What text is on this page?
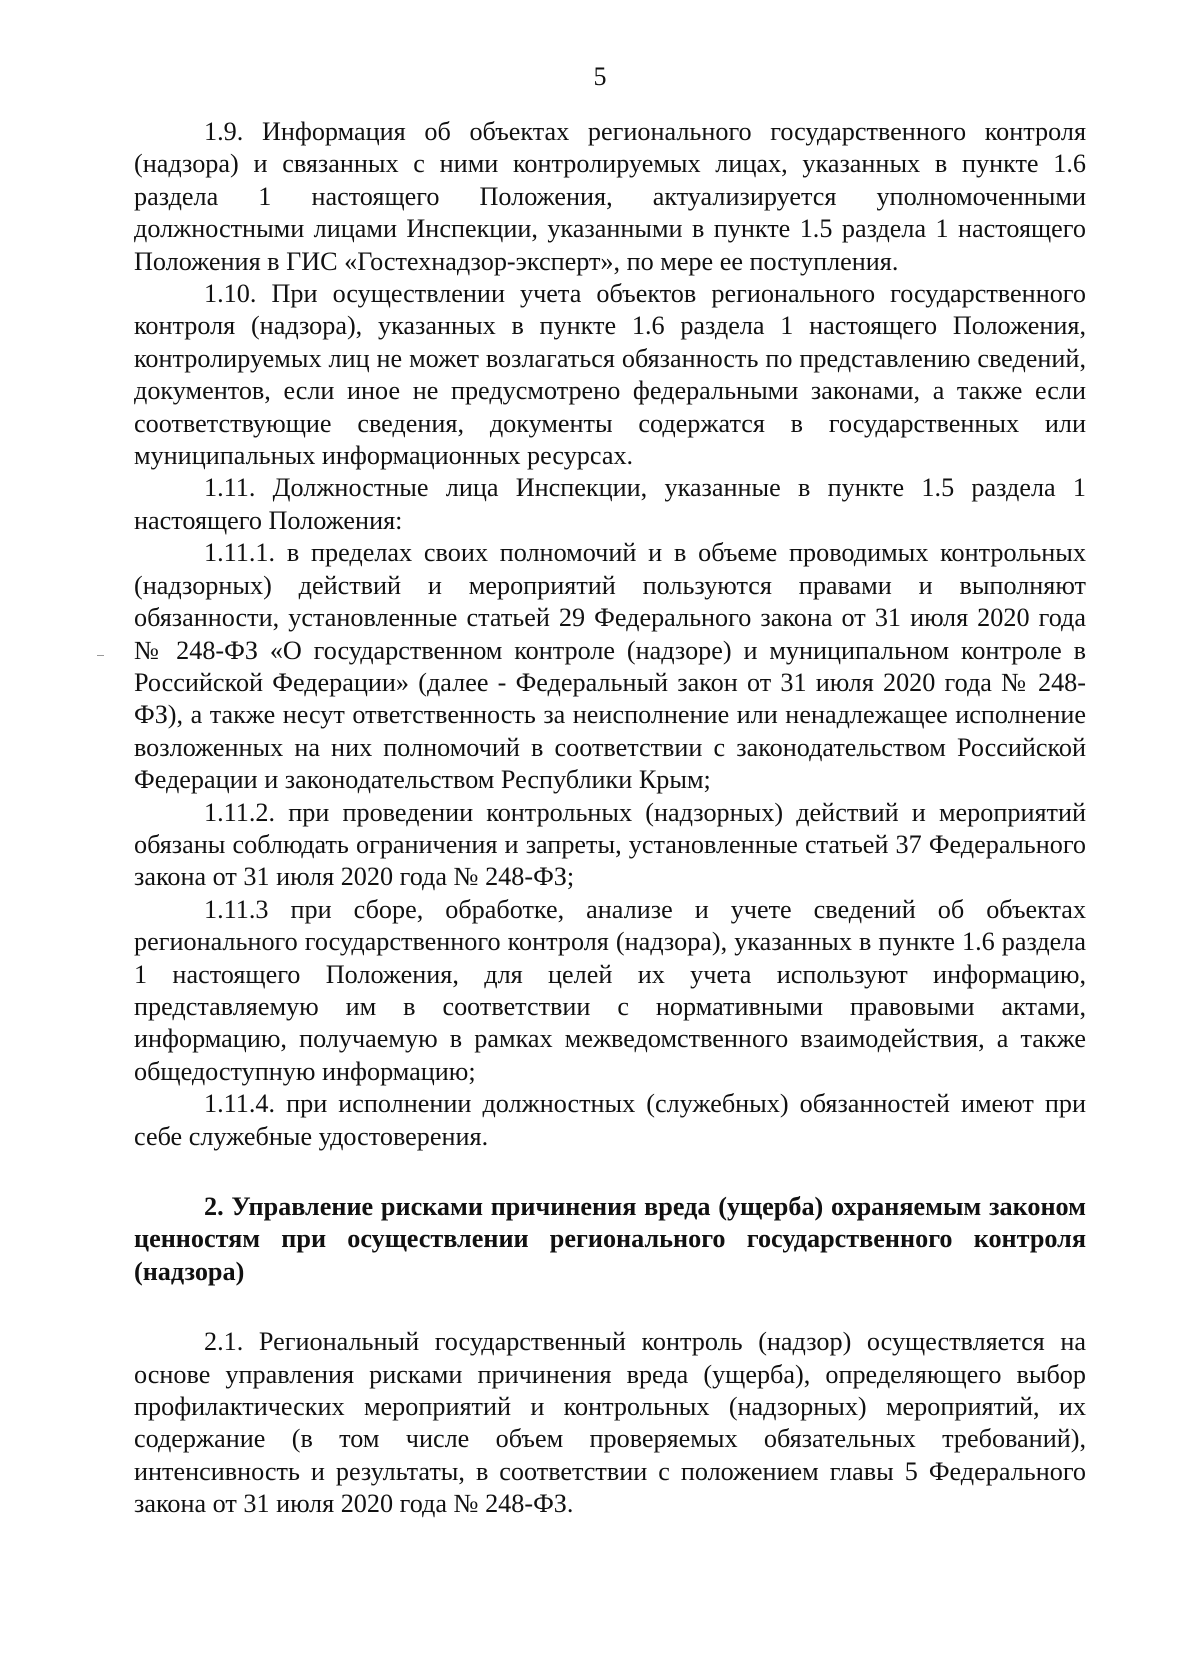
5

1.9. Информация об объектах регионального государственного контроля (надзора) и связанных с ними контролируемых лицах, указанных в пункте 1.6 раздела 1 настоящего Положения, актуализируется уполномоченными должностными лицами Инспекции, указанными в пункте 1.5 раздела 1 настоящего Положения в ГИС «Гостехнадзор-эксперт», по мере ее поступления.

1.10. При осуществлении учета объектов регионального государственного контроля (надзора), указанных в пункте 1.6 раздела 1 настоящего Положения, контролируемых лиц не может возлагаться обязанность по представлению сведений, документов, если иное не предусмотрено федеральными законами, а также если соответствующие сведения, документы содержатся в государственных или муниципальных информационных ресурсах.

1.11. Должностные лица Инспекции, указанные в пункте 1.5 раздела 1 настоящего Положения:

1.11.1. в пределах своих полномочий и в объеме проводимых контрольных (надзорных) действий и мероприятий пользуются правами и выполняют обязанности, установленные статьей 29 Федерального закона от 31 июля 2020 года № 248-ФЗ «О государственном контроле (надзоре) и муниципальном контроле в Российской Федерации» (далее - Федеральный закон от 31 июля 2020 года № 248-ФЗ), а также несут ответственность за неисполнение или ненадлежащее исполнение возложенных на них полномочий в соответствии с законодательством Российской Федерации и законодательством Республики Крым;

1.11.2. при проведении контрольных (надзорных) действий и мероприятий обязаны соблюдать ограничения и запреты, установленные статьей 37 Федерального закона от 31 июля 2020 года № 248-ФЗ;

1.11.3 при сборе, обработке, анализе и учете сведений об объектах регионального государственного контроля (надзора), указанных в пункте 1.6 раздела 1 настоящего Положения, для целей их учета используют информацию, представляемую им в соответствии с нормативными правовыми актами, информацию, получаемую в рамках межведомственного взаимодействия, а также общедоступную информацию;

1.11.4. при исполнении должностных (служебных) обязанностей имеют при себе служебные удостоверения.

2. Управление рисками причинения вреда (ущерба) охраняемым законом ценностям при осуществлении регионального государственного контроля (надзора)

2.1. Региональный государственный контроль (надзор) осуществляется на основе управления рисками причинения вреда (ущерба), определяющего выбор профилактических мероприятий и контрольных (надзорных) мероприятий, их содержание (в том числе объем проверяемых обязательных требований), интенсивность и результаты, в соответствии с положением главы 5 Федерального закона от 31 июля 2020 года № 248-ФЗ.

-----

▸ WORK INSTRUCTIONS: Show, from the material above, each line that includes the string "Инспекции".

▸ OUTPUT OF THE TASK:
1.9. Информация об объектах регионального государственного контроля (надзора) и связанных с ними контролируемых лицах, указанных в пункте 1.6 раздела 1 настоящего Положения, актуализируется уполномоченными должностными лицами Инспекции, указанными в пункте 1.5 раздела 1 настоящего Положения в ГИС «Гостехнадзор-эксперт», по мере ее поступления.
1.11. Должностные лица Инспекции, указанные в пункте 1.5 раздела 1 настоящего Положения:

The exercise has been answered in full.